• **TO-DO LIST**:
1. According to the passage on North Pembroke, why is the North River now used almost only by canoes and rowboats?
2. Reproduce word for word the portion of the passage on North Pembroke that opens with the words containing "During this shipbuilding" and closes with "and the like.".
3. Carry on the passage on North Pembroke from the point at which it stops.
[begin SELECTED PASSAGE]
Seven
NORTH PEMBROKE
For close to three centuries, the North River, which separates the towns of Marshfield and Pembroke from Scituate, Norwell, and Hanover, was a cradle of New England shipbuilding. When the North River is looked at today, it is hard to imagine majestic merchant ships sailing through these narrow, marshy waters. Over the centuries, storms and man’s increasing demand for water have dramatically changed the character of the river, making it narrower and more winding, so that today it is used almost exclusively by canoes and rowboats, leaving little evidence behind of the once thriving shipbuilding industry that once graced its banks.
During this shipbuilding period, which lasted roughly from 1678 to 1871, the North River afforded excellent access to the sea. A second factor that caused shipbuilders to come to inland towns such as Pembroke was the abundance of white oak and other hardwood trees, which could be made into excellent shipbuilding timber. A third factor was the existence of an iron furnace located on Furnace Pond that could provide nails, spikes, and other hardware, including anchors.
Perhaps because of its close proximity to the North River and the wealthy shipbuilding families, the area of North Pembroke became a haven for those in the area who wished to spend their hard-earned money or credit on store-bought and/or manufactured items. In addition, there were those necessities that had to be purchased by the average citizen, such as shoes, harnesses for horses, metalware, and the like.
The beehive of activity brought about by the North River led to jobs, which led to population growth. There were actually two district schools located in the North Pembroke area. District school No. 3 was moved several times but eventually was located on Schoosett Street. District school No. 8 was located on Washington Street.
[end SELECTED PASSAGE]
[begin EXTRACTED MATERIAL]
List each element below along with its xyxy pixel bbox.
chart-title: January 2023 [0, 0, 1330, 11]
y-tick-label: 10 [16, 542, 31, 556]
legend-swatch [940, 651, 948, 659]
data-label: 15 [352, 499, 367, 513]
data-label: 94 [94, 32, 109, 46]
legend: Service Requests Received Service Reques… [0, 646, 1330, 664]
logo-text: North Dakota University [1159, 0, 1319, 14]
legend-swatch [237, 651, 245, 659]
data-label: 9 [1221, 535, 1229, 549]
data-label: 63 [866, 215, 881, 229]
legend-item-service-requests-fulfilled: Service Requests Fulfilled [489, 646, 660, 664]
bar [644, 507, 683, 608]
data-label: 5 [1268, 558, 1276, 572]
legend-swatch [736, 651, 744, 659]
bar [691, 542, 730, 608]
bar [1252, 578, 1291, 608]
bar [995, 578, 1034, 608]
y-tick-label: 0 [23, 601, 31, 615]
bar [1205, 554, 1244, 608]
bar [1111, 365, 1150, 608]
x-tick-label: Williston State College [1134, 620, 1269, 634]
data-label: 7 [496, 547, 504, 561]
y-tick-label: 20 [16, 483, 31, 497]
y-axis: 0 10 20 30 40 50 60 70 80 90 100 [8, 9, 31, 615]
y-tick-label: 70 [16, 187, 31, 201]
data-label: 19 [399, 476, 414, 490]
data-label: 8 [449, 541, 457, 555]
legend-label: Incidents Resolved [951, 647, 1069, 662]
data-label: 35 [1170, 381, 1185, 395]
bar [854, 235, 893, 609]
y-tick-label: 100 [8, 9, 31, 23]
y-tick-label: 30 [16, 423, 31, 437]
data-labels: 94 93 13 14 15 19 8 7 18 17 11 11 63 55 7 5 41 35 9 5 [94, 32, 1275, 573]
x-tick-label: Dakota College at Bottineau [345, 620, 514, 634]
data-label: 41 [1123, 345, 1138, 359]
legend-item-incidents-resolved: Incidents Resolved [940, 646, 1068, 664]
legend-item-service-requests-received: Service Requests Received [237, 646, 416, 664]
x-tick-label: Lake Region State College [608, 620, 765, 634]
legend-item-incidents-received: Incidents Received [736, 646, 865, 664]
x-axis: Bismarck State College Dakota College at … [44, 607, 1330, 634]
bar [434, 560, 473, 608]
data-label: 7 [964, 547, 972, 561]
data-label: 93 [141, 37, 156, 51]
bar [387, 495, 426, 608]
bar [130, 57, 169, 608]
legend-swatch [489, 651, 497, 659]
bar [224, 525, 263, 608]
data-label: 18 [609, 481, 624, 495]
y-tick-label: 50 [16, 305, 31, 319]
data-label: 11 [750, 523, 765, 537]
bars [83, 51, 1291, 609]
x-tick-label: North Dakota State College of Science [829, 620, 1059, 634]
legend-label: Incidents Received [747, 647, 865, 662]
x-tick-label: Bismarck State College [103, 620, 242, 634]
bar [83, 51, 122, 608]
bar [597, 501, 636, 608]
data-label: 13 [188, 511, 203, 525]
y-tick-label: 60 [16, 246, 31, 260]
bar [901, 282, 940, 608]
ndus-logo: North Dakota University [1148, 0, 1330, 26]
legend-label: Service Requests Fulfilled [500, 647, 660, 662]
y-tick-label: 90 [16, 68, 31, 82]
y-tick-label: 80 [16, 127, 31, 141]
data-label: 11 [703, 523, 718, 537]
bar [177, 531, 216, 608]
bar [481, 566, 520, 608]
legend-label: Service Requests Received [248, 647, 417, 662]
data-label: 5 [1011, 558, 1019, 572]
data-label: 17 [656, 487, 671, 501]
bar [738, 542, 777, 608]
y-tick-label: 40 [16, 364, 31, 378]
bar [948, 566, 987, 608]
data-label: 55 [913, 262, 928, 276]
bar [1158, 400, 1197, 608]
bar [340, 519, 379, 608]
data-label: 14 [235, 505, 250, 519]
[end EXTRACTED MATERIAL]
• **ANSWERS TO THE TASKS**:
1. Over the centuries, storms and man's increasing demand for water have made the river narrower and more winding. As a result, it is now used almost exclusively by canoes and rowboats rather than by merchant ships.

2.
During this shipbuilding period, which lasted roughly from 1678 to 1871, the North River afforded excellent access to the sea. A second factor that caused shipbuilders to come to inland towns such as Pembroke was the abundance of white oak and other hardwood trees, which could be made into excellent shipbuilding timber. A third factor was the existence of an iron furnace located on Furnace Pond that could provide nails, spikes, and other hardware, including anchors.
Perhaps because of its close proximity to the North River and the wealthy shipbuilding families, the area of North Pembroke became a haven for those in the area who wished to spend their hard-earned money or credit on store-bought and/or manufactured items. In addition, there were those necessities that had to be purchased by the average citizen, such as shoes, harnesses for horses, metalware, and the like.

3.
Since the first Native Americans settled in the Pembroke area, the herring (actually alewives) have been an important food source for local residents. Each spring, as warmer weather approached, Pembroke residents gathered at the Herring Run (above) to observe and collect their individual herring quota under the watchful eyes of the herring superintendents (below). The amount of fish that each resident could take was carefully regulated. Pictured below are John LeFurgey (second from left), Lemuel LeFurgey, and, holding the nets, Richard Strang and Arthur Ford. One of the Snow boys (Arthur or Willard) watches the process. Although catching the fish is no longer permitted, residents still come to the Herring Run at Tommy Reading Park to view this annual rite of spring.
Legend says that the Indian Rock, located at the Herring Run in Tommy Reading Park, was a frequent gathering place for the Native Americans from Mattakeesett and surrounding areas. A hurricane many years ago toppled a tree near the rock and revealed, in its root system, stone chippings, the result of natives crafting spear points and other tools for their daily lives.
Each spring, runoff from melting snow and spring rains causes the Herring Brook at Tommy Reading Park to flow over its banks. Normally little more than a meandering brook, this picture shows the stream as it flows toward the Great Cedar Swamp. Before long, thousands of herring fight their way against the current toward the ponds where they are hatched, to spawn and die.
The importance of the herring to the Native Americans and the European settlers of Pembroke is clearly illustrated by this postcard, printed by Bryantville photographer/publisher George Edward Lewis. After the European settlement of Mattakeesett and the establishment of the town in 1712, the quantity of herring that could be taken from the brook was carefully regulated by Pembroke’s town fathers and the herring superintendents. Although called herring, the fish are actually alewives, which are related to herring but slightly smaller. They are grayish green in color and have silvery sides and underbelly. While they can reach up to 15 inches in length, most of Pembroke’s fish are traditionally smaller and weigh in at about one pound.
The records are confusing as to the builder of this Barker Street house, but it is thought that it was built in 1786 by Harris Hatch. The land was originally part of the Barker land grant, and by the 1830s, the home was owned by a descendant of Robert Barker Sr., also named Robert Barker. By 1905, after ownership by several generation...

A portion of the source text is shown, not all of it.